EXERCISE BRIEF → Select the lines of the records containing the word "проводят" and list them.

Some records

* begin *

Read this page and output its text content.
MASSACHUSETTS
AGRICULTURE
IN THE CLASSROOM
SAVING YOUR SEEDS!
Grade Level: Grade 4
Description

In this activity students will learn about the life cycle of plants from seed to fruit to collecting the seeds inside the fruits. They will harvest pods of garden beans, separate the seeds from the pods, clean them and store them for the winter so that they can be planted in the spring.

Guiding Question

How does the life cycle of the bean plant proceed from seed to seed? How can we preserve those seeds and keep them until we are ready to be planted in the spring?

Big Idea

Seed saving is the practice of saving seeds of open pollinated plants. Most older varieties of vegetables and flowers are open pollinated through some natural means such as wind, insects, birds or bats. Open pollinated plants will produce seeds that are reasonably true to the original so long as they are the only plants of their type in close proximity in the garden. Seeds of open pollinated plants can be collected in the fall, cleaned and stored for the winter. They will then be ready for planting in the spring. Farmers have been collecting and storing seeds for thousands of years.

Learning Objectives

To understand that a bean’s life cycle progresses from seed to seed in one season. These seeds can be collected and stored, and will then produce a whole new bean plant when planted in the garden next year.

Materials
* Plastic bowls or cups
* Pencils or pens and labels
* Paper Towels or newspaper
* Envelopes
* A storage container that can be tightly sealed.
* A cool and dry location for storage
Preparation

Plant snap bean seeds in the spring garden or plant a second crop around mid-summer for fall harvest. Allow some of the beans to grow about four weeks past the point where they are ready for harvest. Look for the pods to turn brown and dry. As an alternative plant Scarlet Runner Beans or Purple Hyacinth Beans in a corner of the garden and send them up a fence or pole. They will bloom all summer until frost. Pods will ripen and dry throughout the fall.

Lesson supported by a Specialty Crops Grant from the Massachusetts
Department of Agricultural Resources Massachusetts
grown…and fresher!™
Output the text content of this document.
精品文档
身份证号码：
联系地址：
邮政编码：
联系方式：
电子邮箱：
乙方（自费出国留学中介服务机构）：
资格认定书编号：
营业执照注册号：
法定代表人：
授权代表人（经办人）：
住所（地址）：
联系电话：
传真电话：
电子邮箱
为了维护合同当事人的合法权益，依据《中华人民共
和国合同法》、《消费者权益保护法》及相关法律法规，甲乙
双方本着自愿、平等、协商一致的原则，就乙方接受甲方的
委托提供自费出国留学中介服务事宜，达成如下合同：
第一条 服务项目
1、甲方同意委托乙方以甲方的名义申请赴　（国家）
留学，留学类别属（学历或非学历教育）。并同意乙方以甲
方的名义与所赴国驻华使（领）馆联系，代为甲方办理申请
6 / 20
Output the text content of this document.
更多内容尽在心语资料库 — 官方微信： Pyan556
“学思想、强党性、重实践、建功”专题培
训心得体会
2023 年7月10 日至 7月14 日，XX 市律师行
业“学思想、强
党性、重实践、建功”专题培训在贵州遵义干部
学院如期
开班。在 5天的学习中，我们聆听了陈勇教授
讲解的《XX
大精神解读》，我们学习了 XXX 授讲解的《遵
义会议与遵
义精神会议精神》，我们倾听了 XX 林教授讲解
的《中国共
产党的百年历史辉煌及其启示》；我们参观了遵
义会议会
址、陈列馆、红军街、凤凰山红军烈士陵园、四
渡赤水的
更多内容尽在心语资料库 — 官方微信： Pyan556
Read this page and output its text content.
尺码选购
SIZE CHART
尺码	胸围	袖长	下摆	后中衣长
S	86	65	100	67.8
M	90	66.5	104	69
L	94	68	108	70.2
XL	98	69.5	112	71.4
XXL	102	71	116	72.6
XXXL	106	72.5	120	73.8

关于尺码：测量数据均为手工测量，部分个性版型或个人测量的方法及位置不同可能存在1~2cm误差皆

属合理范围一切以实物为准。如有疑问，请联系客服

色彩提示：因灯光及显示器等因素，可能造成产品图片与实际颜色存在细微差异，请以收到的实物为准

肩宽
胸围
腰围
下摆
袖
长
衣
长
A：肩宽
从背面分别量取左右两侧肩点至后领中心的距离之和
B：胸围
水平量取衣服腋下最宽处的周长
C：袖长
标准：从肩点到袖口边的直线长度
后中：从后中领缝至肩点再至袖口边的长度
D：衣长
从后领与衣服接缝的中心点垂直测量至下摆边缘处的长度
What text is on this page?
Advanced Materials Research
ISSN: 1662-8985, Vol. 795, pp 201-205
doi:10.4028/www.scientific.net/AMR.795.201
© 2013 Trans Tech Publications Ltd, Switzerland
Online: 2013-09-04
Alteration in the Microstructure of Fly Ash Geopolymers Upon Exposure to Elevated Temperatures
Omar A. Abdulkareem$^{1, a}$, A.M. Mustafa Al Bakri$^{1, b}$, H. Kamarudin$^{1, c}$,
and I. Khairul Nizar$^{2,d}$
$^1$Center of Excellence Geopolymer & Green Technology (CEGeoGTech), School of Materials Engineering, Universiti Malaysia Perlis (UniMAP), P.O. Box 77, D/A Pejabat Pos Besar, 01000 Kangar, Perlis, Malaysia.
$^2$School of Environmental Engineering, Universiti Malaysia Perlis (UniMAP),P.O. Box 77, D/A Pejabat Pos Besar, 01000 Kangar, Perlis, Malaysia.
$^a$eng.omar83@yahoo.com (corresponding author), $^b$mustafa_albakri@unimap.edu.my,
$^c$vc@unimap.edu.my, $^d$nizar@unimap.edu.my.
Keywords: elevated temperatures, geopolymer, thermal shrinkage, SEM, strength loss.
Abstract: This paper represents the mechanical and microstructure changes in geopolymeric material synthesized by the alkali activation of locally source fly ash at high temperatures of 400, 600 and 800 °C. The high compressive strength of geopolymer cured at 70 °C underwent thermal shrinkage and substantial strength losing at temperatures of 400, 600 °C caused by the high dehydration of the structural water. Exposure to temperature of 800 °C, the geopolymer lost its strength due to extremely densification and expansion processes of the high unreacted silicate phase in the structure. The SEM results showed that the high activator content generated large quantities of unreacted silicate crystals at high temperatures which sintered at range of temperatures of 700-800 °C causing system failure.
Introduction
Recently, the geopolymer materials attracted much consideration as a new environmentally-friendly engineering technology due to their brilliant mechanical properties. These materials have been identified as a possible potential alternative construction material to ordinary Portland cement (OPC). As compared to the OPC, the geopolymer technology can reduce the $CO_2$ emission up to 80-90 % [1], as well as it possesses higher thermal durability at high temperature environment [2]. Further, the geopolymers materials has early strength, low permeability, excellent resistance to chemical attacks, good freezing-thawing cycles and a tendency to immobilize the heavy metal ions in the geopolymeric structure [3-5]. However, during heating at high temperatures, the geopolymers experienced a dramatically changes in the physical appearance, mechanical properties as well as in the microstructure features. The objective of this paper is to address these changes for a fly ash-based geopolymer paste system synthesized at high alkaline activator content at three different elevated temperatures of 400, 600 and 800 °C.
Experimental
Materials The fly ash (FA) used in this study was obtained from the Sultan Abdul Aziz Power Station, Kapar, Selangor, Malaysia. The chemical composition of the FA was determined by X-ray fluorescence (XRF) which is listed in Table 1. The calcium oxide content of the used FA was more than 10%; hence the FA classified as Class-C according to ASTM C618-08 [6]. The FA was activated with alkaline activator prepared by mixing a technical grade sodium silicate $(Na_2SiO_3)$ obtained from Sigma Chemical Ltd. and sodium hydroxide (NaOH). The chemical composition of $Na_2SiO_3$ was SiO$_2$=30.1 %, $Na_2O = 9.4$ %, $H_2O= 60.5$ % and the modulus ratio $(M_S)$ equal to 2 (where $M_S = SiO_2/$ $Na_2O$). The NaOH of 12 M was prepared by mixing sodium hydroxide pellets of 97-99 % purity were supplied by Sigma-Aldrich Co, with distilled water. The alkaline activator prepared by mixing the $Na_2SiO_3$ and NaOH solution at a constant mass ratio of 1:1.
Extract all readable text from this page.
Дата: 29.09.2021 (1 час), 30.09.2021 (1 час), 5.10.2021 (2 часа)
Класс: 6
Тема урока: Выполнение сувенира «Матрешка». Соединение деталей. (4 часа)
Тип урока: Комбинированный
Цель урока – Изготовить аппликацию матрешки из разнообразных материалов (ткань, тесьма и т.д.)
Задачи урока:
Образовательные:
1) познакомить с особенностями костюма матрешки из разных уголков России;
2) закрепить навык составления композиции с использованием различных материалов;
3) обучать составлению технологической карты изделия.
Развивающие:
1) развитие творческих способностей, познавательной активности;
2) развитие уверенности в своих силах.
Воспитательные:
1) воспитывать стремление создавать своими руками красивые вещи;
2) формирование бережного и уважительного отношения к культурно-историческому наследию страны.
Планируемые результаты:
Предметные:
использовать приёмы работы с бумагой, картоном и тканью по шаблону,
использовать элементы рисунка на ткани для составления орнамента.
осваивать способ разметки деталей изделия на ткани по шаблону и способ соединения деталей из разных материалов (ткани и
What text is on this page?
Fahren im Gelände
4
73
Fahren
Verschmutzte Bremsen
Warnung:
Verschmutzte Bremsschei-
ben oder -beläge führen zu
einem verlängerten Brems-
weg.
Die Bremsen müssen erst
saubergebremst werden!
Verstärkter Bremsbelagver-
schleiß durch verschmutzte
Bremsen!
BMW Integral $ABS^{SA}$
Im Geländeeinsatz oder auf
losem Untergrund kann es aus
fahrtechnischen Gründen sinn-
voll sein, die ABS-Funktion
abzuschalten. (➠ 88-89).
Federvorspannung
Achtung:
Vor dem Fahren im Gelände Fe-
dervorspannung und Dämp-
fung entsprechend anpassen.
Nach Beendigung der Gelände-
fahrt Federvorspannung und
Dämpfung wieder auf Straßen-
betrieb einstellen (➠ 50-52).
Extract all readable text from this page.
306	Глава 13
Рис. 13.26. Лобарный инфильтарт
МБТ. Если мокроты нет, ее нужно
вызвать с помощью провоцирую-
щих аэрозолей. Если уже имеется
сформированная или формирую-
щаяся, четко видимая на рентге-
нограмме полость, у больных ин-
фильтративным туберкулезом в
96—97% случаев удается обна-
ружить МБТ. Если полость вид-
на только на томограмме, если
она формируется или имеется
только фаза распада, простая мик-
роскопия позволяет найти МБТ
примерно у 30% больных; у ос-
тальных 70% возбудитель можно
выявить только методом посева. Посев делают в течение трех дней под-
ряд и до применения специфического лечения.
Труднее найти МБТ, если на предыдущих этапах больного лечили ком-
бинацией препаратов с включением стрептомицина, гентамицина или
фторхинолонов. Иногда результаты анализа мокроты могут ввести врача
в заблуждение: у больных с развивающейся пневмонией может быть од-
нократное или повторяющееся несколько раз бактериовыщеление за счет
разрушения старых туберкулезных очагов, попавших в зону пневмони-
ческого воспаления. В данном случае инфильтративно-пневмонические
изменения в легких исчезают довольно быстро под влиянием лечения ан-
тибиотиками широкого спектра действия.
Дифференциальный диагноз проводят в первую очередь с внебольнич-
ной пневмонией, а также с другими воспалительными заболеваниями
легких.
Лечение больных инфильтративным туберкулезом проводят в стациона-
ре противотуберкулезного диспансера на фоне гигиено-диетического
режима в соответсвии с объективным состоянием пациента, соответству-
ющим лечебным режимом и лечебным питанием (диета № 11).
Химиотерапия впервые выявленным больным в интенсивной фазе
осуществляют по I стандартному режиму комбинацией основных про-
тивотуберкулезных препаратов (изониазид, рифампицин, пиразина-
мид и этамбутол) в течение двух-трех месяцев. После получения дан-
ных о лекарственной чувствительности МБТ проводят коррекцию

* end *

TASK SOLUTION →
Дифференциальный диагноз проводят в первую очередь с внебольнич-
Лечение больных инфильтративным туберкулезом проводят в стациона-
ных о лекарственной чувствительности МБТ проводят коррекцию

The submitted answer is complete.